▶ _EXERCISE TASK_:
Reproduce the listing word for word, leaving every picture behind.

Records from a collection
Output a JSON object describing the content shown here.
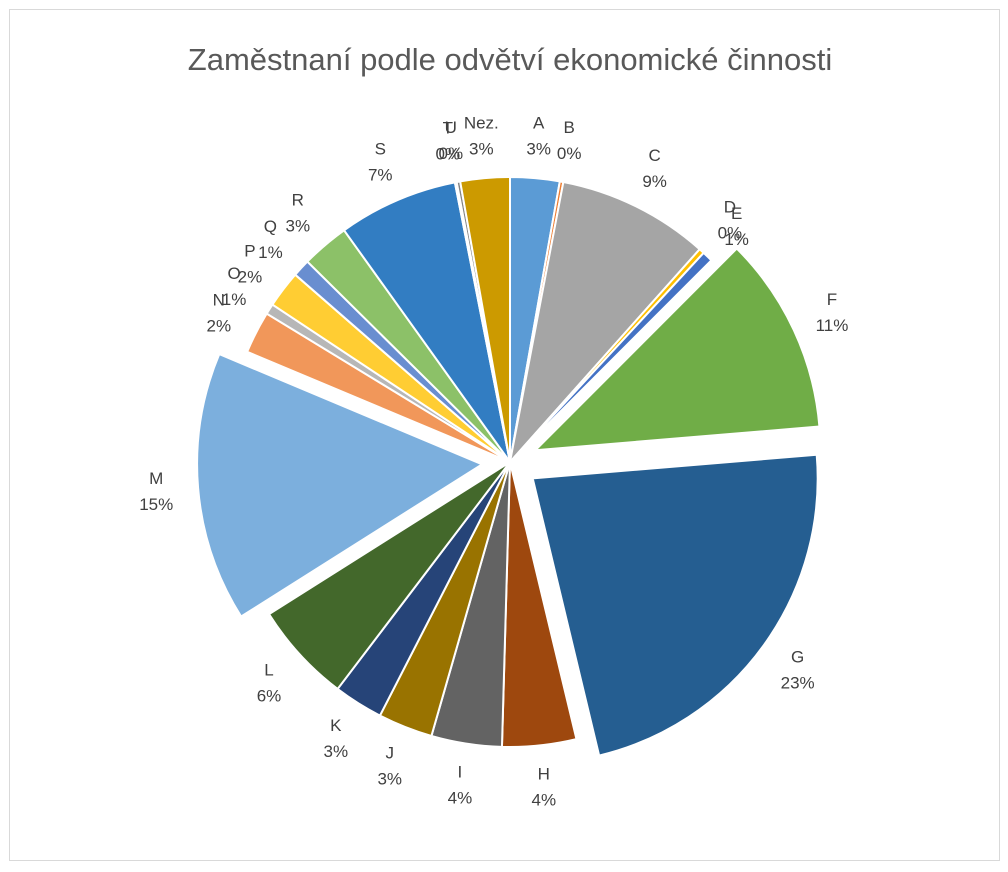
{
  "chart_data": {
    "type": "pie",
    "title": "Zaměstnaní podle odvětví ekonomické činnosti",
    "categories": [
      "A",
      "B",
      "C",
      "D",
      "E",
      "F",
      "G",
      "H",
      "I",
      "J",
      "K",
      "L",
      "M",
      "N",
      "O",
      "P",
      "Q",
      "R",
      "S",
      "T",
      "U",
      "Nez."
    ],
    "values": [
      2.8,
      0.2,
      8.6,
      0.3,
      0.6,
      11.2,
      22.6,
      4.2,
      4.0,
      3.1,
      2.8,
      5.7,
      15.3,
      2.4,
      0.6,
      2.1,
      1.0,
      2.7,
      6.8,
      0.1,
      0.2,
      2.8
    ],
    "value_labels": [
      "3%",
      "0%",
      "9%",
      "0%",
      "1%",
      "11%",
      "23%",
      "4%",
      "4%",
      "3%",
      "3%",
      "6%",
      "15%",
      "2%",
      "1%",
      "2%",
      "1%",
      "3%",
      "7%",
      "0%",
      "0%",
      "3%"
    ],
    "colors": [
      "#5b9bd5",
      "#ed7d31",
      "#a5a5a5",
      "#ffc000",
      "#4472c4",
      "#70ad47",
      "#255e91",
      "#9e480e",
      "#636363",
      "#997300",
      "#264478",
      "#43682b",
      "#7cafdd",
      "#f1975a",
      "#b7b7b7",
      "#ffcd33",
      "#698ed0",
      "#8cc168",
      "#327dc2",
      "#d26012",
      "#848484",
      "#cc9a00"
    ],
    "exploded": [
      false,
      false,
      false,
      false,
      false,
      true,
      true,
      false,
      false,
      false,
      false,
      false,
      true,
      false,
      false,
      false,
      false,
      false,
      false,
      false,
      false,
      false
    ]
  }
}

▶ _SOLVED PROBLEM_:
Output a JSON object describing the content shown here.
{
  "chart_data": {
    "type": "pie",
    "title": "Zaměstnaní podle odvětví ekonomické činnosti",
    "categories": [
      "A",
      "B",
      "C",
      "D",
      "E",
      "F",
      "G",
      "H",
      "I",
      "J",
      "K",
      "L",
      "M",
      "N",
      "O",
      "P",
      "Q",
      "R",
      "S",
      "T",
      "U",
      "Nez."
    ],
    "values": [
      2.8,
      0.2,
      8.6,
      0.3,
      0.6,
      11.2,
      22.6,
      4.2,
      4.0,
      3.1,
      2.8,
      5.7,
      15.3,
      2.4,
      0.6,
      2.1,
      1.0,
      2.7,
      6.8,
      0.1,
      0.2,
      2.8
    ],
    "value_labels": [
      "3%",
      "0%",
      "9%",
      "0%",
      "1%",
      "11%",
      "23%",
      "4%",
      "4%",
      "3%",
      "3%",
      "6%",
      "15%",
      "2%",
      "1%",
      "2%",
      "1%",
      "3%",
      "7%",
      "0%",
      "0%",
      "3%"
    ],
    "colors": [
      "#5b9bd5",
      "#ed7d31",
      "#a5a5a5",
      "#ffc000",
      "#4472c4",
      "#70ad47",
      "#255e91",
      "#9e480e",
      "#636363",
      "#997300",
      "#264478",
      "#43682b",
      "#7cafdd",
      "#f1975a",
      "#b7b7b7",
      "#ffcd33",
      "#698ed0",
      "#8cc168",
      "#327dc2",
      "#d26012",
      "#848484",
      "#cc9a00"
    ],
    "exploded": [
      false,
      false,
      false,
      false,
      false,
      true,
      true,
      false,
      false,
      false,
      false,
      false,
      true,
      false,
      false,
      false,
      false,
      false,
      false,
      false,
      false,
      false
    ]
  }
}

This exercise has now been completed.